WORK REQUIRED:
Word for word, give the material below again, minus any images.

EXERCISE INPUTS:
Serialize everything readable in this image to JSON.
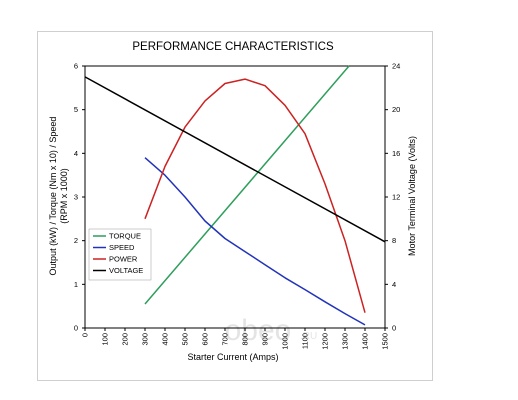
{
  "chart_data": {
    "type": "line",
    "title": "PERFORMANCE CHARACTERISTICS",
    "xlabel": "Starter Current (Amps)",
    "ylabel_left_line1": "Output (kW) / Torque (Nm x 10) / Speed",
    "ylabel_left_line2": "(RPM x 1000)",
    "ylabel_right": "Motor Terminal Voltage (Volts)",
    "xlim": [
      0,
      1500
    ],
    "ylim_left": [
      0,
      6
    ],
    "ylim_right": [
      0,
      24
    ],
    "x_ticks": [
      "0",
      "100",
      "200",
      "300",
      "400",
      "500",
      "600",
      "700",
      "800",
      "900",
      "1000",
      "1100",
      "1200",
      "1300",
      "1400",
      "1500"
    ],
    "y_left_ticks": [
      "0",
      "1",
      "2",
      "3",
      "4",
      "5",
      "6"
    ],
    "y_right_ticks": [
      "0",
      "4",
      "8",
      "12",
      "16",
      "20",
      "24"
    ],
    "grid": false,
    "legend_position": "left-middle",
    "series": [
      {
        "name": "TORQUE",
        "color": "#2e9e5b",
        "axis": "left",
        "x": [
          300,
          1320
        ],
        "y": [
          0.55,
          6.0
        ]
      },
      {
        "name": "SPEED",
        "color": "#2233bb",
        "axis": "left",
        "x": [
          300,
          400,
          500,
          600,
          700,
          800,
          900,
          1000,
          1100,
          1200,
          1300,
          1400
        ],
        "y": [
          3.9,
          3.5,
          3.0,
          2.45,
          2.05,
          1.75,
          1.45,
          1.15,
          0.88,
          0.6,
          0.33,
          0.07
        ]
      },
      {
        "name": "POWER",
        "color": "#cc2222",
        "axis": "left",
        "x": [
          300,
          400,
          500,
          600,
          700,
          800,
          900,
          1000,
          1100,
          1200,
          1300,
          1400
        ],
        "y": [
          2.5,
          3.7,
          4.6,
          5.2,
          5.6,
          5.7,
          5.55,
          5.1,
          4.45,
          3.3,
          2.0,
          0.35
        ]
      },
      {
        "name": "VOLTAGE",
        "color": "#000000",
        "axis": "right",
        "x": [
          0,
          1500
        ],
        "y": [
          23.0,
          7.9
        ]
      }
    ]
  },
  "watermark": {
    "text": "obeo",
    "suffix": ".RU"
  }
}
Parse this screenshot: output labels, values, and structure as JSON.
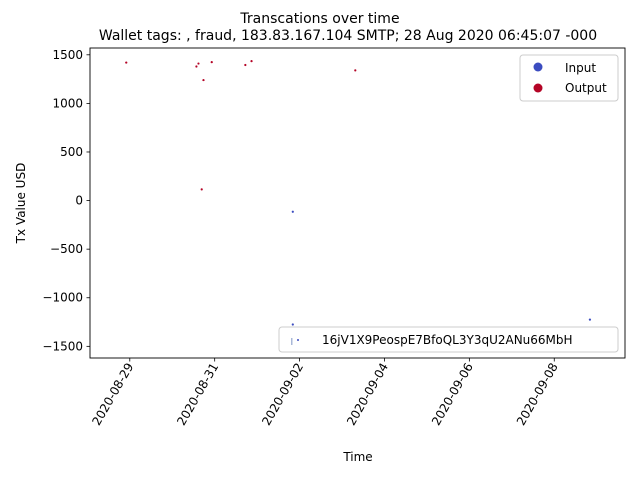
{
  "chart_data": {
    "type": "scatter",
    "title": "Transcations over time",
    "subtitle": "Wallet tags: , fraud, 183.83.167.104 SMTP; 28 Aug 2020 06:45:07 -000",
    "xlabel": "Time",
    "ylabel": "Tx Value USD",
    "x_ticks": [
      "2020-08-29",
      "2020-08-31",
      "2020-09-02",
      "2020-09-04",
      "2020-09-06",
      "2020-09-08"
    ],
    "y_ticks": [
      1500,
      1000,
      500,
      0,
      -500,
      -1000,
      -1500
    ],
    "y_tick_labels": [
      "1500",
      "1000",
      "500",
      "0",
      "−500",
      "−1000",
      "−1500"
    ],
    "xlim": [
      "2020-08-28T01:30",
      "2020-09-09T16:00"
    ],
    "ylim": [
      -1620,
      1570
    ],
    "grid": false,
    "legend_placement": "top-right",
    "legend": [
      {
        "label": "Input",
        "color": "#3b4cc0"
      },
      {
        "label": "Output",
        "color": "#b40426"
      }
    ],
    "address_legend": {
      "label": "16jV1X9PeospE7BfoQL3Y3qU2ANu66MbH",
      "placement": "bottom-right"
    },
    "series": [
      {
        "name": "Output",
        "color": "#b40426",
        "points": [
          {
            "x": "2020-08-28T22:00",
            "y": 1420
          },
          {
            "x": "2020-08-30T13:40",
            "y": 1380
          },
          {
            "x": "2020-08-30T14:50",
            "y": 1410
          },
          {
            "x": "2020-08-30T22:20",
            "y": 1425
          },
          {
            "x": "2020-08-30T17:40",
            "y": 1240
          },
          {
            "x": "2020-08-30T16:40",
            "y": 115
          },
          {
            "x": "2020-08-31T17:20",
            "y": 1395
          },
          {
            "x": "2020-08-31T20:50",
            "y": 1435
          },
          {
            "x": "2020-09-03T07:30",
            "y": 1340
          }
        ]
      },
      {
        "name": "Input",
        "color": "#3b4cc0",
        "points": [
          {
            "x": "2020-09-01T20:10",
            "y": -115
          },
          {
            "x": "2020-09-01T20:10",
            "y": -1275
          },
          {
            "x": "2020-09-08T20:10",
            "y": -1225
          }
        ]
      }
    ]
  }
}
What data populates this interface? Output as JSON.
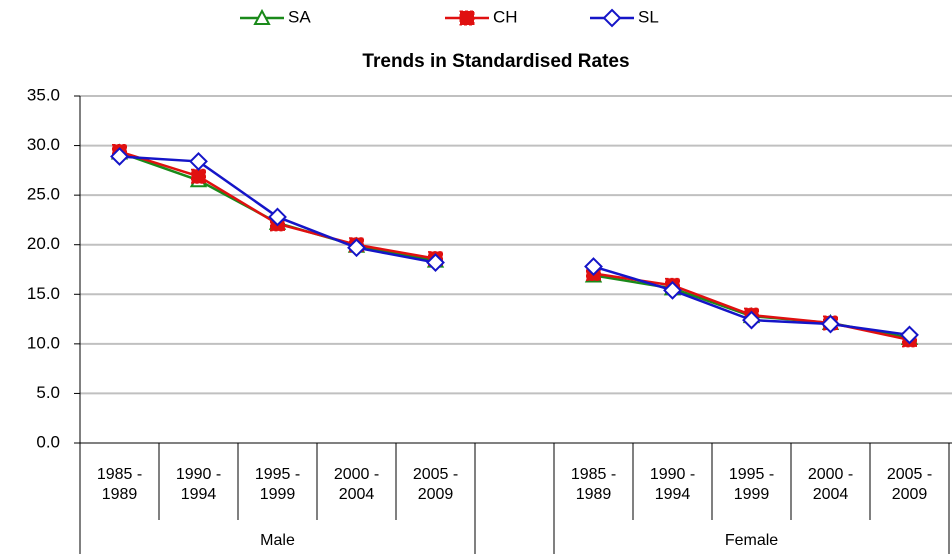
{
  "chart_data": {
    "type": "line",
    "title": "Trends in Standardised Rates",
    "categories": [
      "1985 - 1989",
      "1990 - 1994",
      "1995 - 1999",
      "2000 - 2004",
      "2005 - 2009",
      null,
      "1985 - 1989",
      "1990 - 1994",
      "1995 - 1999",
      "2000 - 2004",
      "2005 - 2009"
    ],
    "groups": [
      "Male",
      "Female"
    ],
    "series": [
      {
        "name": "SA",
        "color": "#1a8a1a",
        "marker": "triangle",
        "values": [
          29.3,
          26.5,
          22.2,
          19.9,
          18.4,
          null,
          16.9,
          15.6,
          12.8,
          12.1,
          10.6
        ]
      },
      {
        "name": "CH",
        "color": "#e01010",
        "marker": "square",
        "values": [
          29.4,
          26.9,
          22.1,
          20.0,
          18.6,
          null,
          17.1,
          15.9,
          12.9,
          12.1,
          10.4
        ]
      },
      {
        "name": "SL",
        "color": "#1515c8",
        "marker": "diamond",
        "values": [
          28.9,
          28.4,
          22.8,
          19.7,
          18.2,
          null,
          17.8,
          15.4,
          12.4,
          12.0,
          10.9
        ]
      }
    ],
    "ylim": [
      0,
      35
    ],
    "yticks": [
      {
        "value": 0,
        "label": "0.0"
      },
      {
        "value": 5,
        "label": "5.0"
      },
      {
        "value": 10,
        "label": "10.0"
      },
      {
        "value": 15,
        "label": "15.0"
      },
      {
        "value": 20,
        "label": "20.0"
      },
      {
        "value": 25,
        "label": "25.0"
      },
      {
        "value": 30,
        "label": "30.0"
      },
      {
        "value": 35,
        "label": "35.0"
      }
    ],
    "grid": true,
    "legend": "top"
  }
}
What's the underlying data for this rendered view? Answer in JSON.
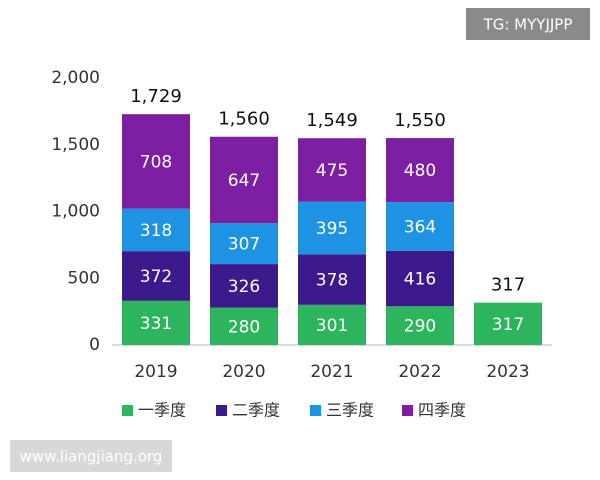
{
  "chart_data": {
    "type": "stacked-bar",
    "categories": [
      "2019",
      "2020",
      "2021",
      "2022",
      "2023"
    ],
    "series": [
      {
        "name": "一季度",
        "color": "#2db55d",
        "values": [
          331,
          280,
          301,
          290,
          317
        ]
      },
      {
        "name": "二季度",
        "color": "#3c1a8c",
        "values": [
          372,
          326,
          378,
          416,
          0
        ]
      },
      {
        "name": "三季度",
        "color": "#1f93e3",
        "values": [
          318,
          307,
          395,
          364,
          0
        ]
      },
      {
        "name": "四季度",
        "color": "#7d1fa3",
        "values": [
          708,
          647,
          475,
          480,
          0
        ]
      }
    ],
    "totals": {
      "values": [
        1729,
        1560,
        1549,
        1550,
        317
      ],
      "value_labels": [
        "1,729",
        "1,560",
        "1,549",
        "1,550",
        "317"
      ]
    },
    "ylim": [
      0,
      2000
    ],
    "yticks": [
      0,
      500,
      {
        "value": 1000,
        "label": "1,000"
      },
      {
        "value": 1500,
        "label": "1,500"
      },
      {
        "value": 2000,
        "label": "2,000"
      }
    ],
    "grid": false
  },
  "watermarks": {
    "top": "TG: MYYJJPP",
    "bottom": "www.liangjiang.org"
  }
}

EXERCISE RESPONSE:
Serialize everything readable in this image to JSON.
{
  "chart_data": {
    "type": "line",
    "title": "PERFORMANCE CHARACTERISTICS",
    "xlabel": "Starter Current (Amps)",
    "ylabel_left_line1": "Output (kW) / Torque (Nm x 10) / Speed",
    "ylabel_left_line2": "(RPM x 1000)",
    "ylabel_right": "Motor Terminal Voltage (Volts)",
    "xlim": [
      0,
      1500
    ],
    "ylim_left": [
      0,
      6
    ],
    "ylim_right": [
      0,
      24
    ],
    "x_ticks": [
      "0",
      "100",
      "200",
      "300",
      "400",
      "500",
      "600",
      "700",
      "800",
      "900",
      "1000",
      "1100",
      "1200",
      "1300",
      "1400",
      "1500"
    ],
    "y_left_ticks": [
      "0",
      "1",
      "2",
      "3",
      "4",
      "5",
      "6"
    ],
    "y_right_ticks": [
      "0",
      "4",
      "8",
      "12",
      "16",
      "20",
      "24"
    ],
    "grid": false,
    "legend_position": "left-middle",
    "series": [
      {
        "name": "TORQUE",
        "color": "#2e9e5b",
        "axis": "left",
        "x": [
          300,
          1320
        ],
        "y": [
          0.55,
          6.0
        ]
      },
      {
        "name": "SPEED",
        "color": "#2233bb",
        "axis": "left",
        "x": [
          300,
          400,
          500,
          600,
          700,
          800,
          900,
          1000,
          1100,
          1200,
          1300,
          1400
        ],
        "y": [
          3.9,
          3.5,
          3.0,
          2.45,
          2.05,
          1.75,
          1.45,
          1.15,
          0.88,
          0.6,
          0.33,
          0.07
        ]
      },
      {
        "name": "POWER",
        "color": "#cc2222",
        "axis": "left",
        "x": [
          300,
          400,
          500,
          600,
          700,
          800,
          900,
          1000,
          1100,
          1200,
          1300,
          1400
        ],
        "y": [
          2.5,
          3.7,
          4.6,
          5.2,
          5.6,
          5.7,
          5.55,
          5.1,
          4.45,
          3.3,
          2.0,
          0.35
        ]
      },
      {
        "name": "VOLTAGE",
        "color": "#000000",
        "axis": "right",
        "x": [
          0,
          1500
        ],
        "y": [
          23.0,
          7.9
        ]
      }
    ]
  },
  "watermark": {
    "text": "obeo",
    "suffix": ".RU"
  }
}
Parse this screenshot: output labels, values, and structure as JSON.
{
  "chart_data": {
    "type": "scatter",
    "title": "Transcations over time",
    "subtitle": "Wallet tags: , fraud, 183.83.167.104 SMTP; 28 Aug 2020 06:45:07 -000",
    "xlabel": "Time",
    "ylabel": "Tx Value USD",
    "x_ticks": [
      "2020-08-29",
      "2020-08-31",
      "2020-09-02",
      "2020-09-04",
      "2020-09-06",
      "2020-09-08"
    ],
    "y_ticks": [
      1500,
      1000,
      500,
      0,
      -500,
      -1000,
      -1500
    ],
    "y_tick_labels": [
      "1500",
      "1000",
      "500",
      "0",
      "−500",
      "−1000",
      "−1500"
    ],
    "xlim": [
      "2020-08-28T01:30",
      "2020-09-09T16:00"
    ],
    "ylim": [
      -1620,
      1570
    ],
    "grid": false,
    "legend_placement": "top-right",
    "legend": [
      {
        "label": "Input",
        "color": "#3b4cc0"
      },
      {
        "label": "Output",
        "color": "#b40426"
      }
    ],
    "address_legend": {
      "label": "16jV1X9PeospE7BfoQL3Y3qU2ANu66MbH",
      "placement": "bottom-right"
    },
    "series": [
      {
        "name": "Output",
        "color": "#b40426",
        "points": [
          {
            "x": "2020-08-28T22:00",
            "y": 1420
          },
          {
            "x": "2020-08-30T13:40",
            "y": 1380
          },
          {
            "x": "2020-08-30T14:50",
            "y": 1410
          },
          {
            "x": "2020-08-30T22:20",
            "y": 1425
          },
          {
            "x": "2020-08-30T17:40",
            "y": 1240
          },
          {
            "x": "2020-08-30T16:40",
            "y": 115
          },
          {
            "x": "2020-08-31T17:20",
            "y": 1395
          },
          {
            "x": "2020-08-31T20:50",
            "y": 1435
          },
          {
            "x": "2020-09-03T07:30",
            "y": 1340
          }
        ]
      },
      {
        "name": "Input",
        "color": "#3b4cc0",
        "points": [
          {
            "x": "2020-09-01T20:10",
            "y": -115
          },
          {
            "x": "2020-09-01T20:10",
            "y": -1275
          },
          {
            "x": "2020-09-08T20:10",
            "y": -1225
          }
        ]
      }
    ]
  }
}
What data populates this interface? Output as JSON.
{
  "chart_data": {
    "type": "line",
    "title": "Trends in Standardised Rates",
    "categories": [
      "1985 - 1989",
      "1990 - 1994",
      "1995 - 1999",
      "2000 - 2004",
      "2005 - 2009",
      null,
      "1985 - 1989",
      "1990 - 1994",
      "1995 - 1999",
      "2000 - 2004",
      "2005 - 2009"
    ],
    "groups": [
      "Male",
      "Female"
    ],
    "series": [
      {
        "name": "SA",
        "color": "#1a8a1a",
        "marker": "triangle",
        "values": [
          29.3,
          26.5,
          22.2,
          19.9,
          18.4,
          null,
          16.9,
          15.6,
          12.8,
          12.1,
          10.6
        ]
      },
      {
        "name": "CH",
        "color": "#e01010",
        "marker": "square",
        "values": [
          29.4,
          26.9,
          22.1,
          20.0,
          18.6,
          null,
          17.1,
          15.9,
          12.9,
          12.1,
          10.4
        ]
      },
      {
        "name": "SL",
        "color": "#1515c8",
        "marker": "diamond",
        "values": [
          28.9,
          28.4,
          22.8,
          19.7,
          18.2,
          null,
          17.8,
          15.4,
          12.4,
          12.0,
          10.9
        ]
      }
    ],
    "ylim": [
      0,
      35
    ],
    "yticks": [
      {
        "value": 0,
        "label": "0.0"
      },
      {
        "value": 5,
        "label": "5.0"
      },
      {
        "value": 10,
        "label": "10.0"
      },
      {
        "value": 15,
        "label": "15.0"
      },
      {
        "value": 20,
        "label": "20.0"
      },
      {
        "value": 25,
        "label": "25.0"
      },
      {
        "value": 30,
        "label": "30.0"
      },
      {
        "value": 35,
        "label": "35.0"
      }
    ],
    "grid": true,
    "legend": "top"
  }
}
What's the underlying data for this rendered view? Answer in JSON.
{
  "chart_data": {
    "type": "stacked-bar",
    "categories": [
      "2019",
      "2020",
      "2021",
      "2022",
      "2023"
    ],
    "series": [
      {
        "name": "一季度",
        "color": "#2db55d",
        "values": [
          331,
          280,
          301,
          290,
          317
        ]
      },
      {
        "name": "二季度",
        "color": "#3c1a8c",
        "values": [
          372,
          326,
          378,
          416,
          0
        ]
      },
      {
        "name": "三季度",
        "color": "#1f93e3",
        "values": [
          318,
          307,
          395,
          364,
          0
        ]
      },
      {
        "name": "四季度",
        "color": "#7d1fa3",
        "values": [
          708,
          647,
          475,
          480,
          0
        ]
      }
    ],
    "totals": {
      "values": [
        1729,
        1560,
        1549,
        1550,
        317
      ],
      "value_labels": [
        "1,729",
        "1,560",
        "1,549",
        "1,550",
        "317"
      ]
    },
    "ylim": [
      0,
      2000
    ],
    "yticks": [
      0,
      500,
      {
        "value": 1000,
        "label": "1,000"
      },
      {
        "value": 1500,
        "label": "1,500"
      },
      {
        "value": 2000,
        "label": "2,000"
      }
    ],
    "grid": false
  },
  "watermarks": {
    "top": "TG: MYYJJPP",
    "bottom": "www.liangjiang.org"
  }
}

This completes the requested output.